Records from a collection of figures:
__________________________________________________

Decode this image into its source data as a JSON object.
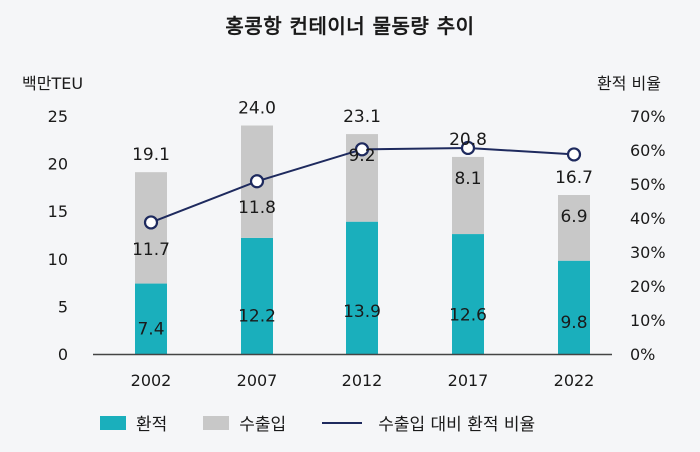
{
  "chart_data": {
    "type": "bar",
    "stacked": true,
    "title": "홍콩항 컨테이너 물동량 추이",
    "ylabel": "백만TEU",
    "y2label": "환적 비율",
    "ylim": [
      0,
      25
    ],
    "y2lim": [
      0,
      70
    ],
    "yticks": [
      "0",
      "5",
      "10",
      "15",
      "20",
      "25"
    ],
    "y2ticks": [
      "0%",
      "10%",
      "20%",
      "30%",
      "40%",
      "50%",
      "60%",
      "70%"
    ],
    "categories": [
      "2002",
      "2007",
      "2012",
      "2017",
      "2022"
    ],
    "series": [
      {
        "name": "환적",
        "type": "bar",
        "color": "#1aafbc",
        "values": [
          7.4,
          12.2,
          13.9,
          12.6,
          9.8
        ],
        "labels": [
          "7.4",
          "12.2",
          "13.9",
          "12.6",
          "9.8"
        ]
      },
      {
        "name": "수출입",
        "type": "bar",
        "color": "#c8c8c8",
        "values": [
          11.7,
          11.8,
          9.2,
          8.1,
          6.9
        ],
        "labels": [
          "11.7",
          "11.8",
          "9.2",
          "8.1",
          "6.9"
        ]
      },
      {
        "name": "수출입 대비 환적 비율",
        "type": "line",
        "axis": "right",
        "color": "#1e2a5e",
        "values": [
          38.7,
          50.8,
          60.2,
          60.6,
          58.7
        ]
      }
    ],
    "totals": [
      "19.1",
      "24.0",
      "23.1",
      "20.8",
      "16.7"
    ],
    "grid": false,
    "legend": "bottom"
  }
}
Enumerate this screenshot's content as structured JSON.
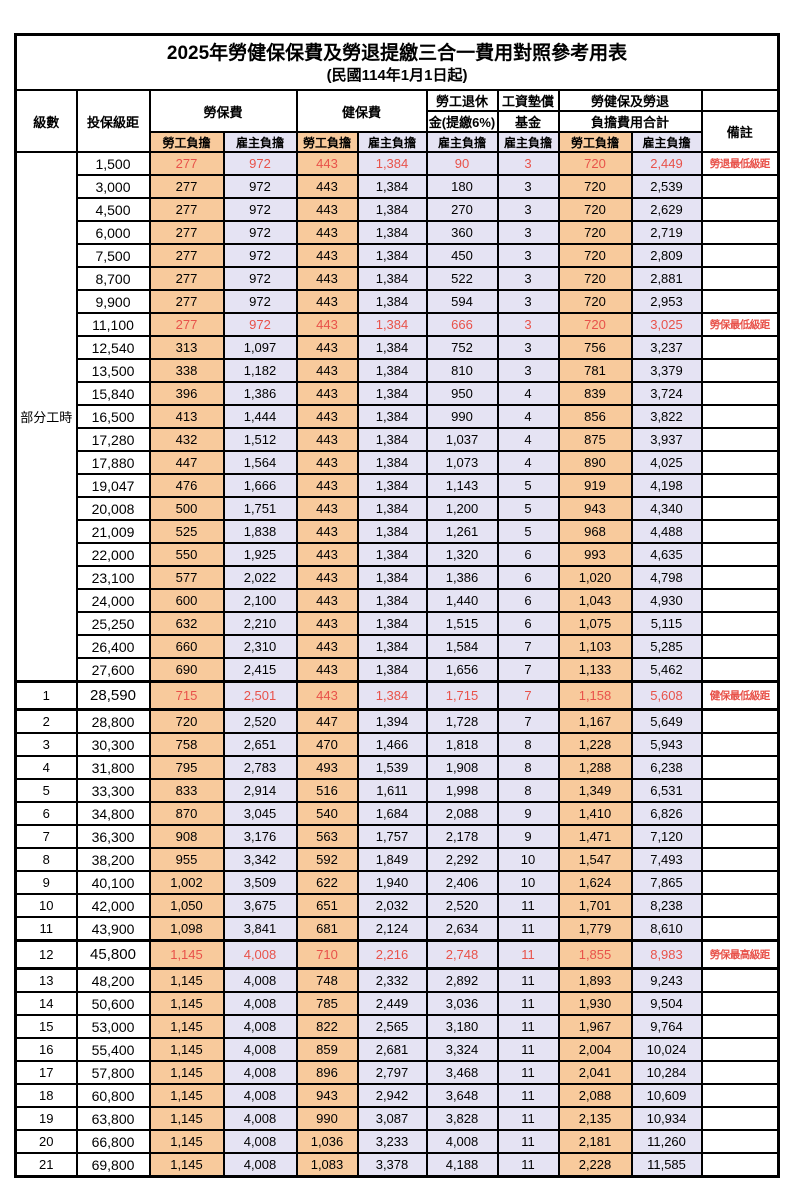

__________________________________________________

What the task asks: Find each line that has the word "JSON", then copy it out.

Written solution:
Decode this image into its source data as a JSON object.
Enumerate this screenshot's content as structured JSON.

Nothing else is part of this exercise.